> **SHORT PROBLEM**
Reproduce the listing exactly, with no pictures in your copy.
··· GIVEN DATA
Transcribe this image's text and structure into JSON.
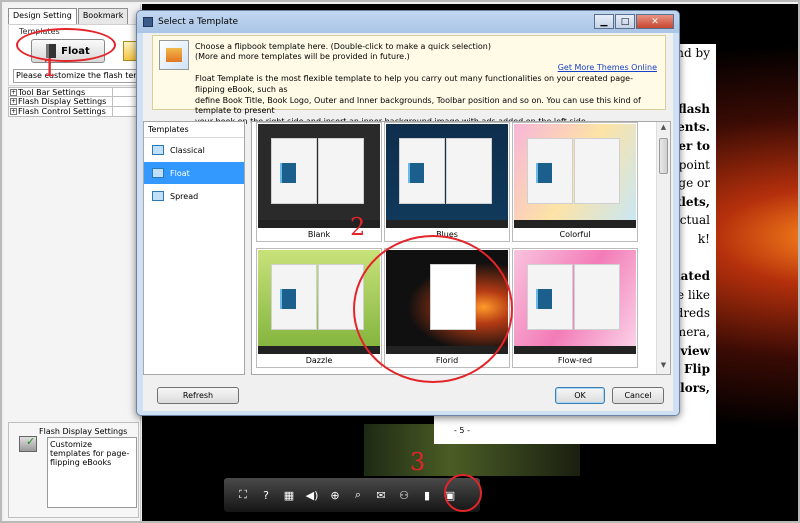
{
  "left_panel": {
    "tabs": [
      "Design Setting",
      "Bookmark"
    ],
    "templates_label": "Templates",
    "float_button": "Float",
    "customize_message": "Please customize the flash template",
    "settings": [
      {
        "label": "Tool Bar Settings",
        "toggle": "+"
      },
      {
        "label": "Flash Display Settings",
        "toggle": "+"
      },
      {
        "label": "Flash Control Settings",
        "toggle": "+"
      }
    ],
    "help_title": "Flash Display Settings",
    "help_text": "Customize templates for page-flipping eBooks"
  },
  "annotations": {
    "one": "1",
    "two": "2",
    "three": "3"
  },
  "dialog": {
    "title": "Select a Template",
    "info_line1": "Choose a flipbook template here. (Double-click to make a quick selection)",
    "info_line2": "(More and more templates will be provided in future.)",
    "get_more_link": "Get More Themes Online",
    "description": "Float Template is the most flexible template to help you carry out many functionalities on your created page-flipping eBook, such as\ndefine Book Title, Book Logo, Outer and Inner backgrounds, Toolbar position and so on. You can use this kind of template to present\nyour book on the right side and insert an inner background image with ads added on the left side.",
    "templates_header": "Templates",
    "categories": [
      {
        "label": "Classical",
        "selected": false
      },
      {
        "label": "Float",
        "selected": true
      },
      {
        "label": "Spread",
        "selected": false
      }
    ],
    "thumbnails": [
      "Blank",
      "Blues",
      "Colorful",
      "Dazzle",
      "Florid",
      "Flow-red"
    ],
    "refresh_button": "Refresh",
    "ok_button": "OK",
    "cancel_button": "Cancel"
  },
  "book_page": {
    "lines": [
      {
        "text": "und by",
        "bold": false
      },
      {
        "text": "",
        "bold": false
      },
      {
        "text": "",
        "bold": false
      },
      {
        "text": "g flash",
        "bold": true
      },
      {
        "text": "ments.",
        "bold": true
      },
      {
        "text": "nter to",
        "bold": true
      },
      {
        "text": "erpoint",
        "bold": false
      },
      {
        "text": "age or",
        "bold": false
      },
      {
        "text": "oklets,",
        "bold": true
      },
      {
        "text": "actual",
        "bold": false
      },
      {
        "text": "k!",
        "bold": false
      },
      {
        "text": "",
        "bold": false
      },
      {
        "text": "mated",
        "bold": true
      },
      {
        "text": "ve like",
        "bold": false
      },
      {
        "text": "ndreds",
        "bold": false
      },
      {
        "text": "amera,",
        "bold": false
      },
      {
        "text": "e view",
        "bold": true
      },
      {
        "text": "D. Flip",
        "bold": true
      },
      {
        "text": "colors,",
        "bold": true
      }
    ],
    "page_number": "- 5 -"
  },
  "colors": {
    "annotation_red": "#e3252a",
    "selection_blue": "#3399ff",
    "link_blue": "#1a40c8"
  },
  "toolbar_icons": [
    "fullscreen-icon",
    "help-icon",
    "thumbnails-icon",
    "sound-icon",
    "zoom-in-icon",
    "search-icon",
    "email-icon",
    "share-icon",
    "print-icon",
    "gift-icon"
  ]
}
······
> **SOLVED EXERCISE**
Transcribe this image's text and structure into JSON.
{
  "left_panel": {
    "tabs": [
      "Design Setting",
      "Bookmark"
    ],
    "templates_label": "Templates",
    "float_button": "Float",
    "customize_message": "Please customize the flash template",
    "settings": [
      {
        "label": "Tool Bar Settings",
        "toggle": "+"
      },
      {
        "label": "Flash Display Settings",
        "toggle": "+"
      },
      {
        "label": "Flash Control Settings",
        "toggle": "+"
      }
    ],
    "help_title": "Flash Display Settings",
    "help_text": "Customize templates for page-flipping eBooks"
  },
  "annotations": {
    "one": "1",
    "two": "2",
    "three": "3"
  },
  "dialog": {
    "title": "Select a Template",
    "info_line1": "Choose a flipbook template here. (Double-click to make a quick selection)",
    "info_line2": "(More and more templates will be provided in future.)",
    "get_more_link": "Get More Themes Online",
    "description": "Float Template is the most flexible template to help you carry out many functionalities on your created page-flipping eBook, such as\ndefine Book Title, Book Logo, Outer and Inner backgrounds, Toolbar position and so on. You can use this kind of template to present\nyour book on the right side and insert an inner background image with ads added on the left side.",
    "templates_header": "Templates",
    "categories": [
      {
        "label": "Classical",
        "selected": false
      },
      {
        "label": "Float",
        "selected": true
      },
      {
        "label": "Spread",
        "selected": false
      }
    ],
    "thumbnails": [
      "Blank",
      "Blues",
      "Colorful",
      "Dazzle",
      "Florid",
      "Flow-red"
    ],
    "refresh_button": "Refresh",
    "ok_button": "OK",
    "cancel_button": "Cancel"
  },
  "book_page": {
    "lines": [
      {
        "text": "und by",
        "bold": false
      },
      {
        "text": "",
        "bold": false
      },
      {
        "text": "",
        "bold": false
      },
      {
        "text": "g flash",
        "bold": true
      },
      {
        "text": "ments.",
        "bold": true
      },
      {
        "text": "nter to",
        "bold": true
      },
      {
        "text": "erpoint",
        "bold": false
      },
      {
        "text": "age or",
        "bold": false
      },
      {
        "text": "oklets,",
        "bold": true
      },
      {
        "text": "actual",
        "bold": false
      },
      {
        "text": "k!",
        "bold": false
      },
      {
        "text": "",
        "bold": false
      },
      {
        "text": "mated",
        "bold": true
      },
      {
        "text": "ve like",
        "bold": false
      },
      {
        "text": "ndreds",
        "bold": false
      },
      {
        "text": "amera,",
        "bold": false
      },
      {
        "text": "e view",
        "bold": true
      },
      {
        "text": "D. Flip",
        "bold": true
      },
      {
        "text": "colors,",
        "bold": true
      }
    ],
    "page_number": "- 5 -"
  },
  "colors": {
    "annotation_red": "#e3252a",
    "selection_blue": "#3399ff",
    "link_blue": "#1a40c8"
  },
  "toolbar_icons": [
    "fullscreen-icon",
    "help-icon",
    "thumbnails-icon",
    "sound-icon",
    "zoom-in-icon",
    "search-icon",
    "email-icon",
    "share-icon",
    "print-icon",
    "gift-icon"
  ]
}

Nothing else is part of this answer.